** start of Input **

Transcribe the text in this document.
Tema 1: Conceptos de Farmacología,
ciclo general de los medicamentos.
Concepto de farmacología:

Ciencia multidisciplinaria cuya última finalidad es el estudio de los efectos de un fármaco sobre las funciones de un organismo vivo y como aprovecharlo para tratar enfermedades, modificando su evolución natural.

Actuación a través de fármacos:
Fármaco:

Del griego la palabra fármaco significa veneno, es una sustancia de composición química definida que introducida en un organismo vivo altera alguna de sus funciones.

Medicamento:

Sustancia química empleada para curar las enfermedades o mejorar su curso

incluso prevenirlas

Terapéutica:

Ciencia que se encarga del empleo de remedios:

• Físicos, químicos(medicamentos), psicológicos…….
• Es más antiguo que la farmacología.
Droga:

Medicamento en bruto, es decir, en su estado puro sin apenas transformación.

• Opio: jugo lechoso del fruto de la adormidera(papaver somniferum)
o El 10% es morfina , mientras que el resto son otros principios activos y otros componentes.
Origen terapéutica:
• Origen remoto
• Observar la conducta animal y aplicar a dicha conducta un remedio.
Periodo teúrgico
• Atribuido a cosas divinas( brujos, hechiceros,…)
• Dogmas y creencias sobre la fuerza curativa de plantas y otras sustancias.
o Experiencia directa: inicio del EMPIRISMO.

** end of Input **

Print the material verbatim, all of it.

* **The response**
Transcribe the text in this document.
Tema 1: Conceptos de Farmacología,
ciclo general de los medicamentos.
Concepto de farmacología:

Ciencia multidisciplinaria cuya última finalidad es el estudio de los efectos de un fármaco sobre las funciones de un organismo vivo y como aprovecharlo para tratar enfermedades, modificando su evolución natural.

Actuación a través de fármacos:
Fármaco:

Del griego la palabra fármaco significa veneno, es una sustancia de composición química definida que introducida en un organismo vivo altera alguna de sus funciones.

Medicamento:

Sustancia química empleada para curar las enfermedades o mejorar su curso

incluso prevenirlas

Terapéutica:

Ciencia que se encarga del empleo de remedios:

• Físicos, químicos(medicamentos), psicológicos…….
• Es más antiguo que la farmacología.
Droga:

Medicamento en bruto, es decir, en su estado puro sin apenas transformación.

• Opio: jugo lechoso del fruto de la adormidera(papaver somniferum)
o El 10% es morfina , mientras que el resto son otros principios activos y otros componentes.
Origen terapéutica:
• Origen remoto
• Observar la conducta animal y aplicar a dicha conducta un remedio.
Periodo teúrgico
• Atribuido a cosas divinas( brujos, hechiceros,…)
• Dogmas y creencias sobre la fuerza curativa de plantas y otras sustancias.
o Experiencia directa: inicio del EMPIRISMO.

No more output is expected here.